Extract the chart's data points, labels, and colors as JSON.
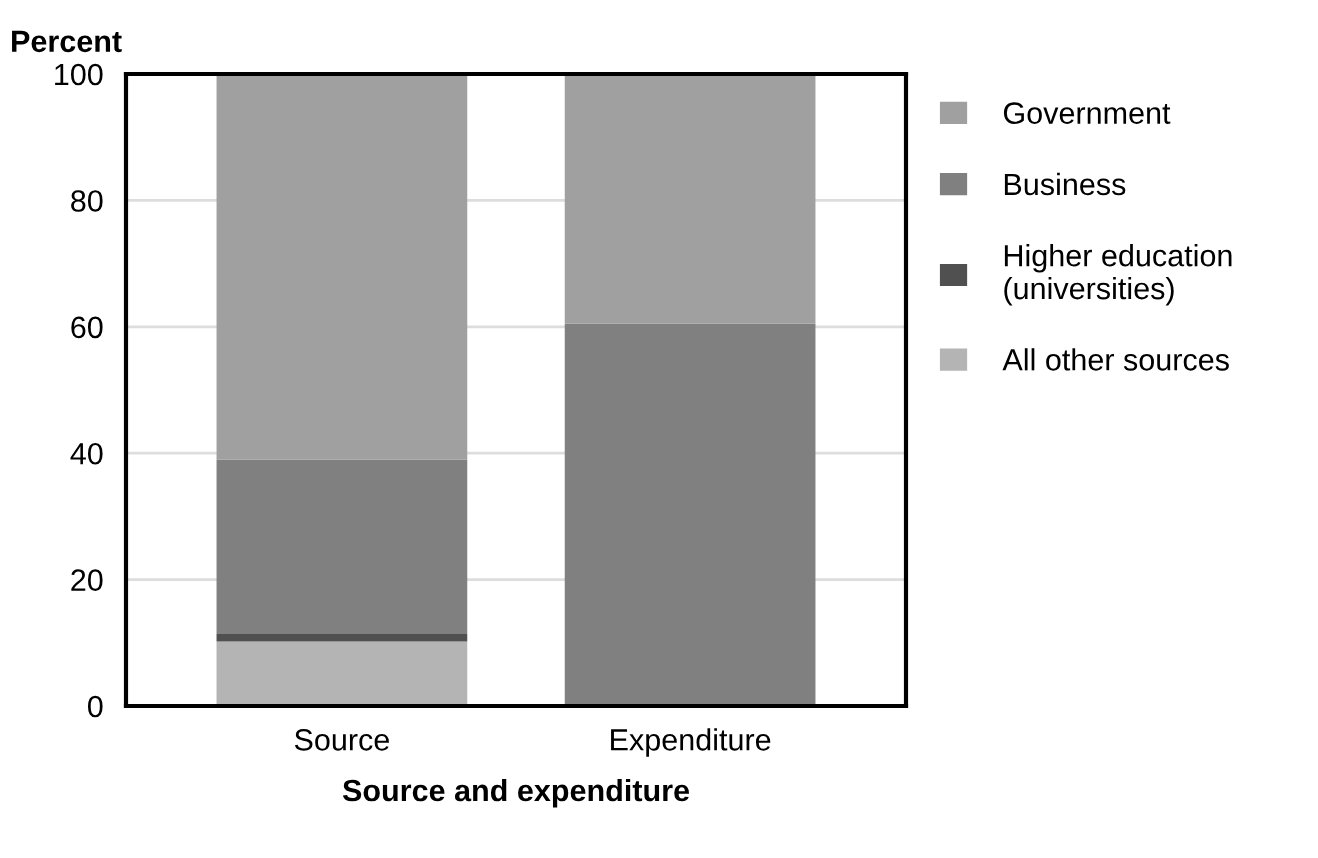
{
  "chart_data": {
    "type": "bar",
    "stacked": true,
    "ylabel": "Percent",
    "xlabel": "Source and expenditure",
    "categories": [
      "Source",
      "Expenditure"
    ],
    "series": [
      {
        "name": "All other sources",
        "color": "#b4b4b4",
        "values": [
          10.2,
          0
        ]
      },
      {
        "name": "Higher education (universities)",
        "color": "#505050",
        "values": [
          1.2,
          0
        ]
      },
      {
        "name": "Business",
        "color": "#808080",
        "values": [
          27.6,
          60.5
        ]
      },
      {
        "name": "Government",
        "color": "#a0a0a0",
        "values": [
          61,
          39.5
        ]
      }
    ],
    "ylim": [
      0,
      100
    ],
    "yticks": [
      0,
      20,
      40,
      60,
      80,
      100
    ],
    "grid": "y",
    "legend": "right"
  }
}
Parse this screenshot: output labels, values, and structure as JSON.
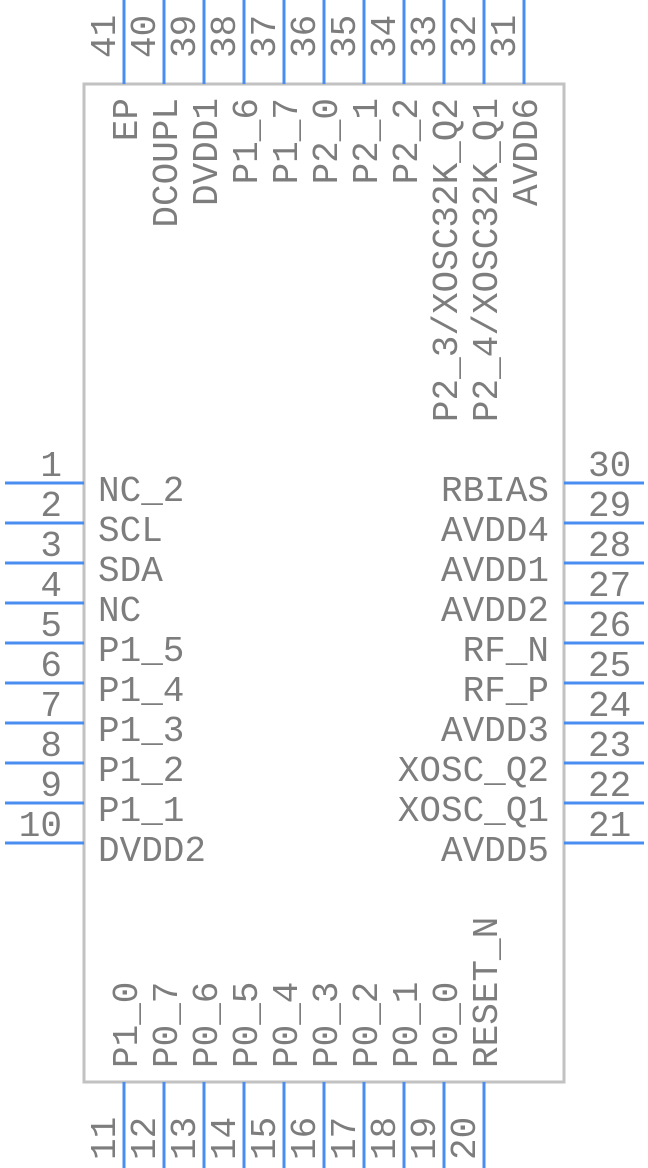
{
  "colors": {
    "pin": "#4a8df0",
    "body": "#c2c2c2",
    "text": "#7d7d7d"
  },
  "pins": {
    "left": [
      {
        "number": "1",
        "name": "NC_2"
      },
      {
        "number": "2",
        "name": "SCL"
      },
      {
        "number": "3",
        "name": "SDA"
      },
      {
        "number": "4",
        "name": "NC"
      },
      {
        "number": "5",
        "name": "P1_5"
      },
      {
        "number": "6",
        "name": "P1_4"
      },
      {
        "number": "7",
        "name": "P1_3"
      },
      {
        "number": "8",
        "name": "P1_2"
      },
      {
        "number": "9",
        "name": "P1_1"
      },
      {
        "number": "10",
        "name": "DVDD2"
      }
    ],
    "bottom": [
      {
        "number": "11",
        "name": "P1_0"
      },
      {
        "number": "12",
        "name": "P0_7"
      },
      {
        "number": "13",
        "name": "P0_6"
      },
      {
        "number": "14",
        "name": "P0_5"
      },
      {
        "number": "15",
        "name": "P0_4"
      },
      {
        "number": "16",
        "name": "P0_3"
      },
      {
        "number": "17",
        "name": "P0_2"
      },
      {
        "number": "18",
        "name": "P0_1"
      },
      {
        "number": "19",
        "name": "P0_0"
      },
      {
        "number": "20",
        "name": "RESET_N"
      }
    ],
    "right": [
      {
        "number": "21",
        "name": "AVDD5"
      },
      {
        "number": "22",
        "name": "XOSC_Q1"
      },
      {
        "number": "23",
        "name": "XOSC_Q2"
      },
      {
        "number": "24",
        "name": "AVDD3"
      },
      {
        "number": "25",
        "name": "RF_P"
      },
      {
        "number": "26",
        "name": "RF_N"
      },
      {
        "number": "27",
        "name": "AVDD2"
      },
      {
        "number": "28",
        "name": "AVDD1"
      },
      {
        "number": "29",
        "name": "AVDD4"
      },
      {
        "number": "30",
        "name": "RBIAS"
      }
    ],
    "top": [
      {
        "number": "31",
        "name": "AVDD6"
      },
      {
        "number": "32",
        "name": "P2_4/XOSC32K_Q1"
      },
      {
        "number": "33",
        "name": "P2_3/XOSC32K_Q2"
      },
      {
        "number": "34",
        "name": "P2_2"
      },
      {
        "number": "35",
        "name": "P2_1"
      },
      {
        "number": "36",
        "name": "P2_0"
      },
      {
        "number": "37",
        "name": "P1_7"
      },
      {
        "number": "38",
        "name": "P1_6"
      },
      {
        "number": "39",
        "name": "DVDD1"
      },
      {
        "number": "40",
        "name": "DCOUPL"
      },
      {
        "number": "41",
        "name": "EP"
      }
    ]
  }
}
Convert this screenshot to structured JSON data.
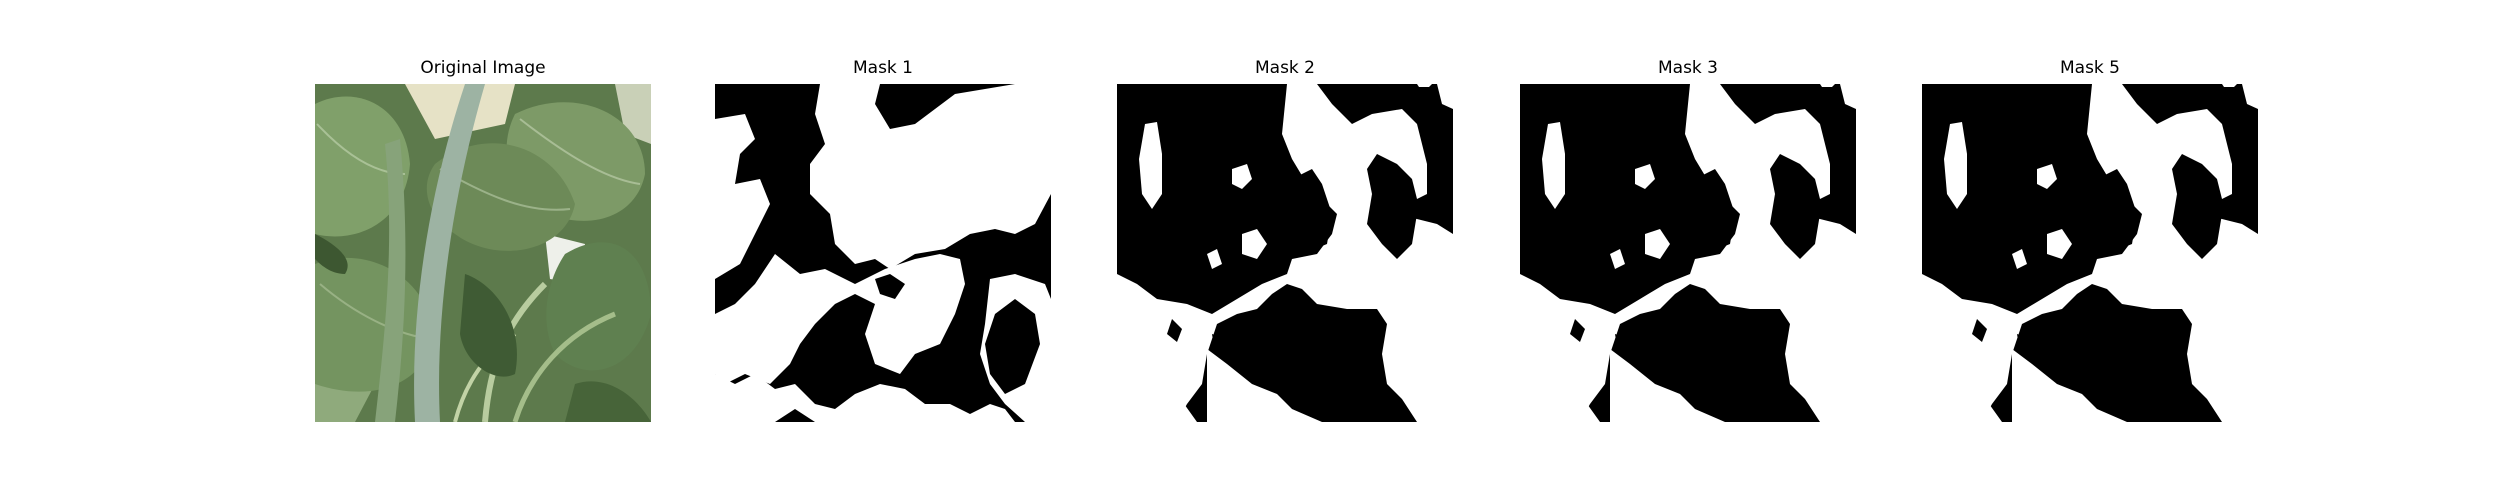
{
  "panels": [
    {
      "title": "Original Image",
      "kind": "photo",
      "subject": "green leaves"
    },
    {
      "title": "Mask 1",
      "kind": "mask"
    },
    {
      "title": "Mask 2",
      "kind": "mask"
    },
    {
      "title": "Mask 3",
      "kind": "mask"
    },
    {
      "title": "Mask 5",
      "kind": "mask"
    }
  ],
  "colors": {
    "background": "#ffffff",
    "mask_foreground": "#ffffff",
    "mask_background": "#000000",
    "leaf_dark": "#4a6b3c",
    "leaf_mid": "#6f8f5e",
    "leaf_light": "#9fb38e"
  }
}
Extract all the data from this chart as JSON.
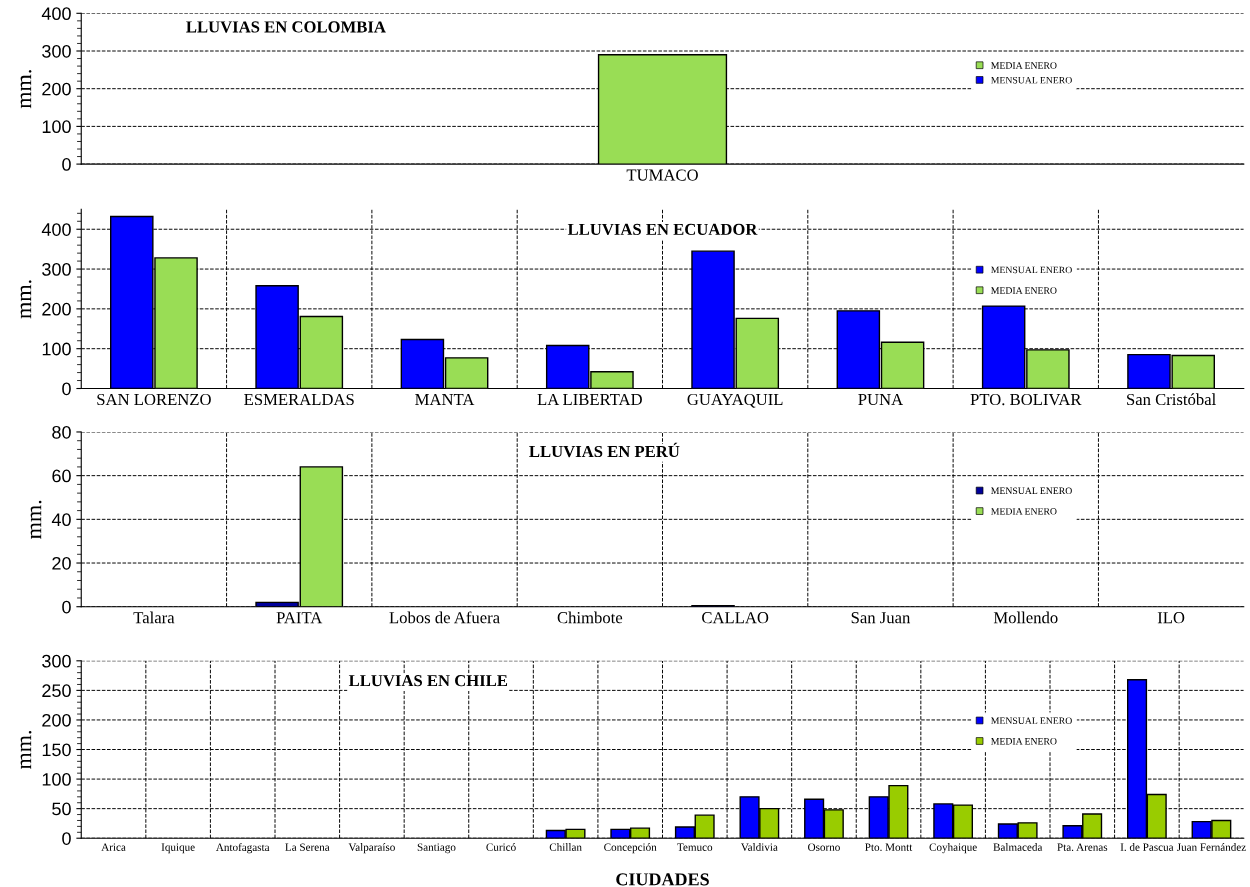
{
  "chart_data": [
    {
      "type": "bar",
      "title": "LLUVIAS EN COLOMBIA",
      "ylabel": "mm.",
      "categories": [
        "TUMACO"
      ],
      "series": [
        {
          "name": "MEDIA ENERO",
          "color": "#99dd55",
          "values": [
            290
          ]
        },
        {
          "name": "MENSUAL ENERO",
          "color": "#0000ff",
          "values": [
            null
          ]
        }
      ],
      "ylim": [
        0,
        400
      ],
      "yticks": [
        0,
        100,
        200,
        300,
        400
      ],
      "grid": "y",
      "legend": "right"
    },
    {
      "type": "bar",
      "title": "LLUVIAS EN ECUADOR",
      "ylabel": "mm.",
      "categories": [
        "SAN LORENZO",
        "ESMERALDAS",
        "MANTA",
        "LA LIBERTAD",
        "GUAYAQUIL",
        "PUNA",
        "PTO. BOLIVAR",
        "San Cristóbal"
      ],
      "series": [
        {
          "name": "MENSUAL ENERO",
          "color": "#0000ff",
          "values": [
            432,
            258,
            123,
            108,
            345,
            195,
            207,
            85
          ]
        },
        {
          "name": "MEDIA ENERO",
          "color": "#99dd55",
          "values": [
            328,
            181,
            77,
            42,
            176,
            116,
            97,
            83
          ]
        }
      ],
      "ylim": [
        0,
        450
      ],
      "yticks": [
        0,
        100,
        200,
        300,
        400
      ],
      "grid": true,
      "legend": "right"
    },
    {
      "type": "bar",
      "title": "LLUVIAS EN PERÚ",
      "ylabel": "mm.",
      "categories": [
        "Talara",
        "PAITA",
        "Lobos de Afuera",
        "Chimbote",
        "CALLAO",
        "San Juan",
        "Mollendo",
        "ILO"
      ],
      "series": [
        {
          "name": "MENSUAL ENERO",
          "color": "#000099",
          "values": [
            null,
            2,
            null,
            null,
            0.5,
            null,
            null,
            null
          ]
        },
        {
          "name": "MEDIA ENERO",
          "color": "#99dd55",
          "values": [
            null,
            64,
            null,
            null,
            null,
            null,
            null,
            null
          ]
        }
      ],
      "ylim": [
        0,
        80
      ],
      "yticks": [
        0,
        20,
        40,
        60,
        80
      ],
      "grid": true,
      "legend": "right"
    },
    {
      "type": "bar",
      "title": "LLUVIAS EN CHILE",
      "ylabel": "mm.",
      "xlabel": "CIUDADES",
      "categories": [
        "Arica",
        "Iquique",
        "Antofagasta",
        "La Serena",
        "Valparaíso",
        "Santiago",
        "Curicó",
        "Chillan",
        "Concepción",
        "Temuco",
        "Valdivia",
        "Osorno",
        "Pto. Montt",
        "Coyhaique",
        "Balmaceda",
        "Pta. Arenas",
        "I. de Pascua",
        "Juan Fernández"
      ],
      "series": [
        {
          "name": "MENSUAL ENERO",
          "color": "#0000ff",
          "values": [
            null,
            null,
            null,
            null,
            null,
            null,
            null,
            13,
            15,
            19,
            70,
            66,
            70,
            58,
            24,
            21,
            268,
            28
          ]
        },
        {
          "name": "MEDIA ENERO",
          "color": "#99cc00",
          "values": [
            null,
            null,
            null,
            null,
            null,
            null,
            null,
            15,
            17,
            39,
            50,
            48,
            89,
            56,
            26,
            41,
            74,
            30
          ]
        }
      ],
      "ylim": [
        0,
        300
      ],
      "yticks": [
        0,
        50,
        100,
        150,
        200,
        250,
        300
      ],
      "grid": true,
      "legend": "right"
    }
  ]
}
--
## Instructions to follow
Copy the records above exactly, leaving out every picture.

## Output for this exercise
Extract the chart's data points, labels, and colors as JSON.
{
  "chart_data": {
    "type": "bar",
    "stacked": true,
    "ylabel": "Percent",
    "xlabel": "Source and expenditure",
    "categories": [
      "Source",
      "Expenditure"
    ],
    "series": [
      {
        "name": "All other sources",
        "color": "#b4b4b4",
        "values": [
          10.2,
          0
        ]
      },
      {
        "name": "Higher education (universities)",
        "color": "#505050",
        "values": [
          1.2,
          0
        ]
      },
      {
        "name": "Business",
        "color": "#808080",
        "values": [
          27.6,
          60.5
        ]
      },
      {
        "name": "Government",
        "color": "#a0a0a0",
        "values": [
          61,
          39.5
        ]
      }
    ],
    "ylim": [
      0,
      100
    ],
    "yticks": [
      0,
      20,
      40,
      60,
      80,
      100
    ],
    "grid": "y",
    "legend": "right"
  }
}
Parse this screenshot: output labels, values, and structure as JSON.
{
  "colors": {
    "pin": "#4a8df0",
    "body": "#c2c2c2",
    "text": "#7d7d7d"
  },
  "pins": {
    "left": [
      {
        "number": "1",
        "name": "NC_2"
      },
      {
        "number": "2",
        "name": "SCL"
      },
      {
        "number": "3",
        "name": "SDA"
      },
      {
        "number": "4",
        "name": "NC"
      },
      {
        "number": "5",
        "name": "P1_5"
      },
      {
        "number": "6",
        "name": "P1_4"
      },
      {
        "number": "7",
        "name": "P1_3"
      },
      {
        "number": "8",
        "name": "P1_2"
      },
      {
        "number": "9",
        "name": "P1_1"
      },
      {
        "number": "10",
        "name": "DVDD2"
      }
    ],
    "bottom": [
      {
        "number": "11",
        "name": "P1_0"
      },
      {
        "number": "12",
        "name": "P0_7"
      },
      {
        "number": "13",
        "name": "P0_6"
      },
      {
        "number": "14",
        "name": "P0_5"
      },
      {
        "number": "15",
        "name": "P0_4"
      },
      {
        "number": "16",
        "name": "P0_3"
      },
      {
        "number": "17",
        "name": "P0_2"
      },
      {
        "number": "18",
        "name": "P0_1"
      },
      {
        "number": "19",
        "name": "P0_0"
      },
      {
        "number": "20",
        "name": "RESET_N"
      }
    ],
    "right": [
      {
        "number": "21",
        "name": "AVDD5"
      },
      {
        "number": "22",
        "name": "XOSC_Q1"
      },
      {
        "number": "23",
        "name": "XOSC_Q2"
      },
      {
        "number": "24",
        "name": "AVDD3"
      },
      {
        "number": "25",
        "name": "RF_P"
      },
      {
        "number": "26",
        "name": "RF_N"
      },
      {
        "number": "27",
        "name": "AVDD2"
      },
      {
        "number": "28",
        "name": "AVDD1"
      },
      {
        "number": "29",
        "name": "AVDD4"
      },
      {
        "number": "30",
        "name": "RBIAS"
      }
    ],
    "top": [
      {
        "number": "31",
        "name": "AVDD6"
      },
      {
        "number": "32",
        "name": "P2_4/XOSC32K_Q1"
      },
      {
        "number": "33",
        "name": "P2_3/XOSC32K_Q2"
      },
      {
        "number": "34",
        "name": "P2_2"
      },
      {
        "number": "35",
        "name": "P2_1"
      },
      {
        "number": "36",
        "name": "P2_0"
      },
      {
        "number": "37",
        "name": "P1_7"
      },
      {
        "number": "38",
        "name": "P1_6"
      },
      {
        "number": "39",
        "name": "DVDD1"
      },
      {
        "number": "40",
        "name": "DCOUPL"
      },
      {
        "number": "41",
        "name": "EP"
      }
    ]
  }
}
Convert this screenshot to structured JSON data.
{
  "panels": [
    {
      "title": "Original Image",
      "kind": "photo",
      "subject": "green leaves"
    },
    {
      "title": "Mask 1",
      "kind": "mask"
    },
    {
      "title": "Mask 2",
      "kind": "mask"
    },
    {
      "title": "Mask 3",
      "kind": "mask"
    },
    {
      "title": "Mask 5",
      "kind": "mask"
    }
  ],
  "colors": {
    "background": "#ffffff",
    "mask_foreground": "#ffffff",
    "mask_background": "#000000",
    "leaf_dark": "#4a6b3c",
    "leaf_mid": "#6f8f5e",
    "leaf_light": "#9fb38e"
  }
}
Extract all the data from this chart as JSON.
{
  "chart_data": [
    {
      "type": "bar",
      "title": "LLUVIAS EN COLOMBIA",
      "ylabel": "mm.",
      "categories": [
        "TUMACO"
      ],
      "series": [
        {
          "name": "MEDIA ENERO",
          "color": "#99dd55",
          "values": [
            290
          ]
        },
        {
          "name": "MENSUAL ENERO",
          "color": "#0000ff",
          "values": [
            null
          ]
        }
      ],
      "ylim": [
        0,
        400
      ],
      "yticks": [
        0,
        100,
        200,
        300,
        400
      ],
      "grid": "y",
      "legend": "right"
    },
    {
      "type": "bar",
      "title": "LLUVIAS EN ECUADOR",
      "ylabel": "mm.",
      "categories": [
        "SAN LORENZO",
        "ESMERALDAS",
        "MANTA",
        "LA LIBERTAD",
        "GUAYAQUIL",
        "PUNA",
        "PTO. BOLIVAR",
        "San Cristóbal"
      ],
      "series": [
        {
          "name": "MENSUAL ENERO",
          "color": "#0000ff",
          "values": [
            432,
            258,
            123,
            108,
            345,
            195,
            207,
            85
          ]
        },
        {
          "name": "MEDIA ENERO",
          "color": "#99dd55",
          "values": [
            328,
            181,
            77,
            42,
            176,
            116,
            97,
            83
          ]
        }
      ],
      "ylim": [
        0,
        450
      ],
      "yticks": [
        0,
        100,
        200,
        300,
        400
      ],
      "grid": true,
      "legend": "right"
    },
    {
      "type": "bar",
      "title": "LLUVIAS EN PERÚ",
      "ylabel": "mm.",
      "categories": [
        "Talara",
        "PAITA",
        "Lobos de Afuera",
        "Chimbote",
        "CALLAO",
        "San Juan",
        "Mollendo",
        "ILO"
      ],
      "series": [
        {
          "name": "MENSUAL ENERO",
          "color": "#000099",
          "values": [
            null,
            2,
            null,
            null,
            0.5,
            null,
            null,
            null
          ]
        },
        {
          "name": "MEDIA ENERO",
          "color": "#99dd55",
          "values": [
            null,
            64,
            null,
            null,
            null,
            null,
            null,
            null
          ]
        }
      ],
      "ylim": [
        0,
        80
      ],
      "yticks": [
        0,
        20,
        40,
        60,
        80
      ],
      "grid": true,
      "legend": "right"
    },
    {
      "type": "bar",
      "title": "LLUVIAS EN CHILE",
      "ylabel": "mm.",
      "xlabel": "CIUDADES",
      "categories": [
        "Arica",
        "Iquique",
        "Antofagasta",
        "La Serena",
        "Valparaíso",
        "Santiago",
        "Curicó",
        "Chillan",
        "Concepción",
        "Temuco",
        "Valdivia",
        "Osorno",
        "Pto. Montt",
        "Coyhaique",
        "Balmaceda",
        "Pta. Arenas",
        "I. de Pascua",
        "Juan Fernández"
      ],
      "series": [
        {
          "name": "MENSUAL ENERO",
          "color": "#0000ff",
          "values": [
            null,
            null,
            null,
            null,
            null,
            null,
            null,
            13,
            15,
            19,
            70,
            66,
            70,
            58,
            24,
            21,
            268,
            28
          ]
        },
        {
          "name": "MEDIA ENERO",
          "color": "#99cc00",
          "values": [
            null,
            null,
            null,
            null,
            null,
            null,
            null,
            15,
            17,
            39,
            50,
            48,
            89,
            56,
            26,
            41,
            74,
            30
          ]
        }
      ],
      "ylim": [
        0,
        300
      ],
      "yticks": [
        0,
        50,
        100,
        150,
        200,
        250,
        300
      ],
      "grid": true,
      "legend": "right"
    }
  ]
}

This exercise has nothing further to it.